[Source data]
>>>>>

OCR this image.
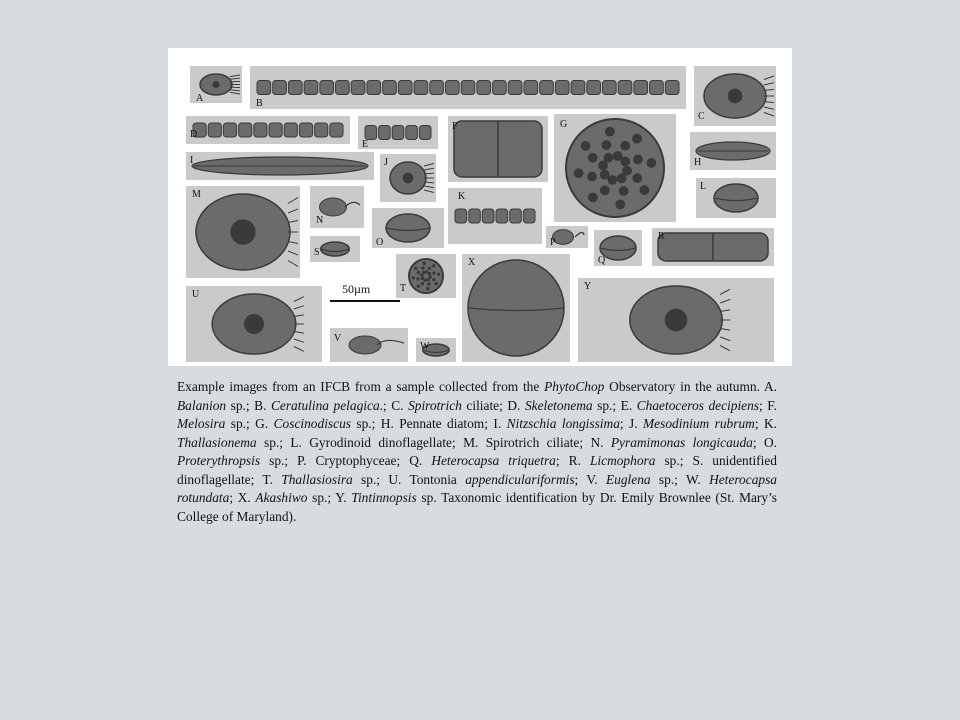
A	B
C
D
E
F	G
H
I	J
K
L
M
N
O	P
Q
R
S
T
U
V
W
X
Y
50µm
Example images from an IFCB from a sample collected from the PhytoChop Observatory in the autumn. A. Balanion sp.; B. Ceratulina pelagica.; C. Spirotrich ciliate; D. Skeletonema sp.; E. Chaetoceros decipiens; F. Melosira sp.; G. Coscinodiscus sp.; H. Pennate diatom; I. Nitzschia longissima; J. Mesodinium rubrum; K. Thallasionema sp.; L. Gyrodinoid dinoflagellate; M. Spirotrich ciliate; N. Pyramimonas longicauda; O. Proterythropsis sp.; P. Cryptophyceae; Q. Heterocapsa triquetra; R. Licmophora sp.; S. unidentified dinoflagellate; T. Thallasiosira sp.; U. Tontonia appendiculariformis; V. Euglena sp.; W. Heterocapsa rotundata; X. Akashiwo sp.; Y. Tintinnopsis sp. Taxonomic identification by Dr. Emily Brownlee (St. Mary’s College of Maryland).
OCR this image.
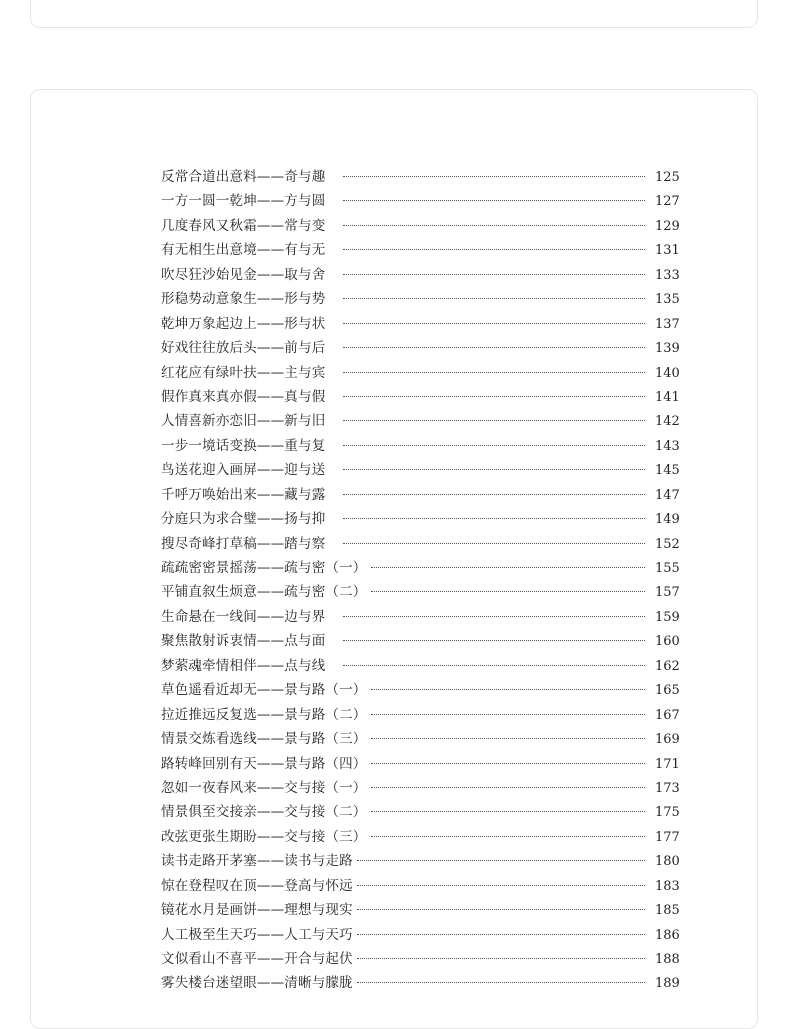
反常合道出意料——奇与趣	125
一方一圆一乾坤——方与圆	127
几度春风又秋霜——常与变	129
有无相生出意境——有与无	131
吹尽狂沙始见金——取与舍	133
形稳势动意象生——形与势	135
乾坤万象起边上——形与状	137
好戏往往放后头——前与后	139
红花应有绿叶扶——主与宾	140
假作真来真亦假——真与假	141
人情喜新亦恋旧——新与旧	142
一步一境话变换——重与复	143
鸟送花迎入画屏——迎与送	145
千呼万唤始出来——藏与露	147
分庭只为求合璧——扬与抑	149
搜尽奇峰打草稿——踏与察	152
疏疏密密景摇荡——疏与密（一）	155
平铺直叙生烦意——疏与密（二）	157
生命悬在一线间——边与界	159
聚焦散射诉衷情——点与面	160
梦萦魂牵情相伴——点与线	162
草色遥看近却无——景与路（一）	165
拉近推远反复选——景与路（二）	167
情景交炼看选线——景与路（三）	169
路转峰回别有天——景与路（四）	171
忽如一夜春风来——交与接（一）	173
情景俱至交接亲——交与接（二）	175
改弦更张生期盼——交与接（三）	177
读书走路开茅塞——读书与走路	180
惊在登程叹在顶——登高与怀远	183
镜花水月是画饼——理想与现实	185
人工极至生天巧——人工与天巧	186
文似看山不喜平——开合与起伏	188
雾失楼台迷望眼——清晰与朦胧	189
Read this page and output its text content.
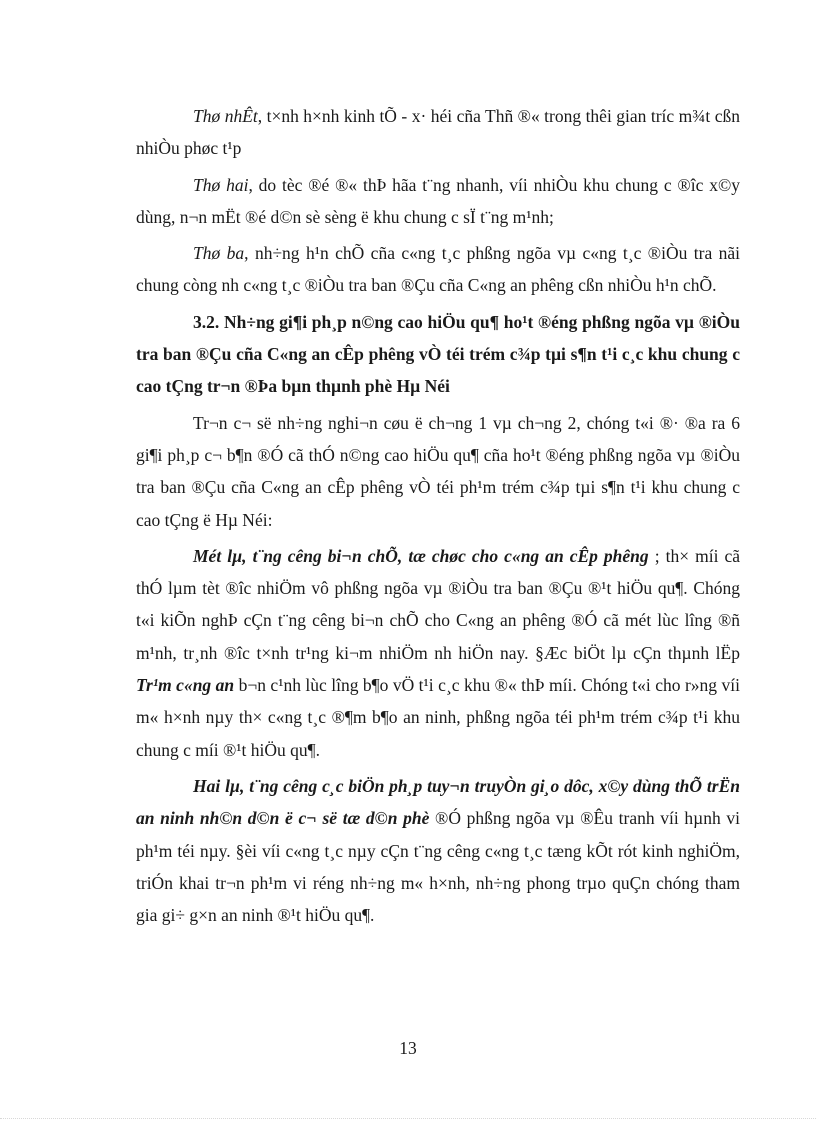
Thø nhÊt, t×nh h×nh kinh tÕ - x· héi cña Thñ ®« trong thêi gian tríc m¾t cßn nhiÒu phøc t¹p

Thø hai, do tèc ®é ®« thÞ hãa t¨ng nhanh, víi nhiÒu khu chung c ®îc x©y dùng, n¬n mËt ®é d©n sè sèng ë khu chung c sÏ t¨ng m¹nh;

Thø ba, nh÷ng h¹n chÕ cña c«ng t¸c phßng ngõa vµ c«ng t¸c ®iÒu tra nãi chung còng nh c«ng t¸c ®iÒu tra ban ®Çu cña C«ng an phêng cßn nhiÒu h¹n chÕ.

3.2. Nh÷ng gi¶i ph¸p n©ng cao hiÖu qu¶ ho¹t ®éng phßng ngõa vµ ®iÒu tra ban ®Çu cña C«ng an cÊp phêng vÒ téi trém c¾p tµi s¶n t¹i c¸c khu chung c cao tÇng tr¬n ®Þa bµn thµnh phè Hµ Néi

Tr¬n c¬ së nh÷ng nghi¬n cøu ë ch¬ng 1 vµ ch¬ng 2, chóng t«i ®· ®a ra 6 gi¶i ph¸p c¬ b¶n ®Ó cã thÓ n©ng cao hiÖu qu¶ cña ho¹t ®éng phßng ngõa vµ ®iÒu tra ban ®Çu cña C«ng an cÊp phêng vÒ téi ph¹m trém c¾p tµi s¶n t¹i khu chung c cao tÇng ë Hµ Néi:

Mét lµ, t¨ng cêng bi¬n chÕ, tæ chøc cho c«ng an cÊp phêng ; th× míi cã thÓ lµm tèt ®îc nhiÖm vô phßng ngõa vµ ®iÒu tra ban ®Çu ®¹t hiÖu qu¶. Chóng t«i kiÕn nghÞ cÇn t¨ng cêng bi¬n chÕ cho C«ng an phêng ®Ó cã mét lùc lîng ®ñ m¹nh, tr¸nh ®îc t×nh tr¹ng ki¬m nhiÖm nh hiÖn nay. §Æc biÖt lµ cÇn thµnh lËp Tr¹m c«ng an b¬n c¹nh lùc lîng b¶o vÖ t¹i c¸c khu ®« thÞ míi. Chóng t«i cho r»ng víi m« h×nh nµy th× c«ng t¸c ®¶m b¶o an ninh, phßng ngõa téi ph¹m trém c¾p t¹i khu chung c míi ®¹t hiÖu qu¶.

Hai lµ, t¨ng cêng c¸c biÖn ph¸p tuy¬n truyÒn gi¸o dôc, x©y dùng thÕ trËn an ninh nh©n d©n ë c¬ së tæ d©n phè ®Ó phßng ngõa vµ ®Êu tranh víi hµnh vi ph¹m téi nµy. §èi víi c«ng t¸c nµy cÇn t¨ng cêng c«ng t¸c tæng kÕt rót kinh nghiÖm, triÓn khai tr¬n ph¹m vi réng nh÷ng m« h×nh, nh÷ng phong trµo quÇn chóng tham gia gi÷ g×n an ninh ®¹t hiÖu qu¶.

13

<<<<<

> [Task instructions]
Report how many lines in the data include the word "kinh", and give nothing but the count.

> [Correct result]
2